SET PROBLEM
Write out the full listing exactly as given, minus the images.
↓
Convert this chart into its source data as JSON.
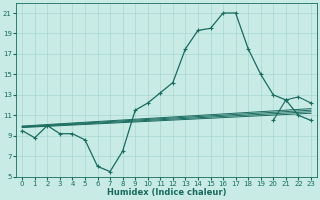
{
  "xlabel": "Humidex (Indice chaleur)",
  "xlim": [
    -0.5,
    23.5
  ],
  "ylim": [
    5,
    22
  ],
  "yticks": [
    5,
    7,
    9,
    11,
    13,
    15,
    17,
    19,
    21
  ],
  "xticks": [
    0,
    1,
    2,
    3,
    4,
    5,
    6,
    7,
    8,
    9,
    10,
    11,
    12,
    13,
    14,
    15,
    16,
    17,
    18,
    19,
    20,
    21,
    22,
    23
  ],
  "bg_color": "#c8ebe6",
  "line_color": "#1a6b5e",
  "grid_color": "#a8d8d0",
  "main_series_x": [
    0,
    1,
    2,
    3,
    4,
    5,
    6,
    7,
    8,
    9,
    10,
    11,
    12,
    13,
    14,
    15,
    16,
    17,
    18,
    19,
    20,
    21,
    22,
    23
  ],
  "main_series_y": [
    9.5,
    8.8,
    10.0,
    9.2,
    9.2,
    8.6,
    6.0,
    5.5,
    7.5,
    11.5,
    12.2,
    13.2,
    14.2,
    17.5,
    19.3,
    19.5,
    21.0,
    21.0,
    17.5,
    15.0,
    13.0,
    12.5,
    11.0,
    10.5
  ],
  "flat_lines": [
    {
      "x": [
        0,
        23
      ],
      "y": [
        9.8,
        11.2
      ]
    },
    {
      "x": [
        0,
        23
      ],
      "y": [
        9.85,
        11.35
      ]
    },
    {
      "x": [
        0,
        23
      ],
      "y": [
        9.9,
        11.5
      ]
    },
    {
      "x": [
        0,
        23
      ],
      "y": [
        9.95,
        11.65
      ]
    }
  ],
  "extra_series_x": [
    20,
    21,
    22,
    23
  ],
  "extra_series_y": [
    10.5,
    12.5,
    12.8,
    12.2
  ],
  "tick_fontsize": 5,
  "xlabel_fontsize": 6
}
↑
THE SOLUTION
Convert this chart into its source data as JSON.
{
  "xlabel": "Humidex (Indice chaleur)",
  "xlim": [
    -0.5,
    23.5
  ],
  "ylim": [
    5,
    22
  ],
  "yticks": [
    5,
    7,
    9,
    11,
    13,
    15,
    17,
    19,
    21
  ],
  "xticks": [
    0,
    1,
    2,
    3,
    4,
    5,
    6,
    7,
    8,
    9,
    10,
    11,
    12,
    13,
    14,
    15,
    16,
    17,
    18,
    19,
    20,
    21,
    22,
    23
  ],
  "bg_color": "#c8ebe6",
  "line_color": "#1a6b5e",
  "grid_color": "#a8d8d0",
  "main_series_x": [
    0,
    1,
    2,
    3,
    4,
    5,
    6,
    7,
    8,
    9,
    10,
    11,
    12,
    13,
    14,
    15,
    16,
    17,
    18,
    19,
    20,
    21,
    22,
    23
  ],
  "main_series_y": [
    9.5,
    8.8,
    10.0,
    9.2,
    9.2,
    8.6,
    6.0,
    5.5,
    7.5,
    11.5,
    12.2,
    13.2,
    14.2,
    17.5,
    19.3,
    19.5,
    21.0,
    21.0,
    17.5,
    15.0,
    13.0,
    12.5,
    11.0,
    10.5
  ],
  "flat_lines": [
    {
      "x": [
        0,
        23
      ],
      "y": [
        9.8,
        11.2
      ]
    },
    {
      "x": [
        0,
        23
      ],
      "y": [
        9.85,
        11.35
      ]
    },
    {
      "x": [
        0,
        23
      ],
      "y": [
        9.9,
        11.5
      ]
    },
    {
      "x": [
        0,
        23
      ],
      "y": [
        9.95,
        11.65
      ]
    }
  ],
  "extra_series_x": [
    20,
    21,
    22,
    23
  ],
  "extra_series_y": [
    10.5,
    12.5,
    12.8,
    12.2
  ],
  "tick_fontsize": 5,
  "xlabel_fontsize": 6
}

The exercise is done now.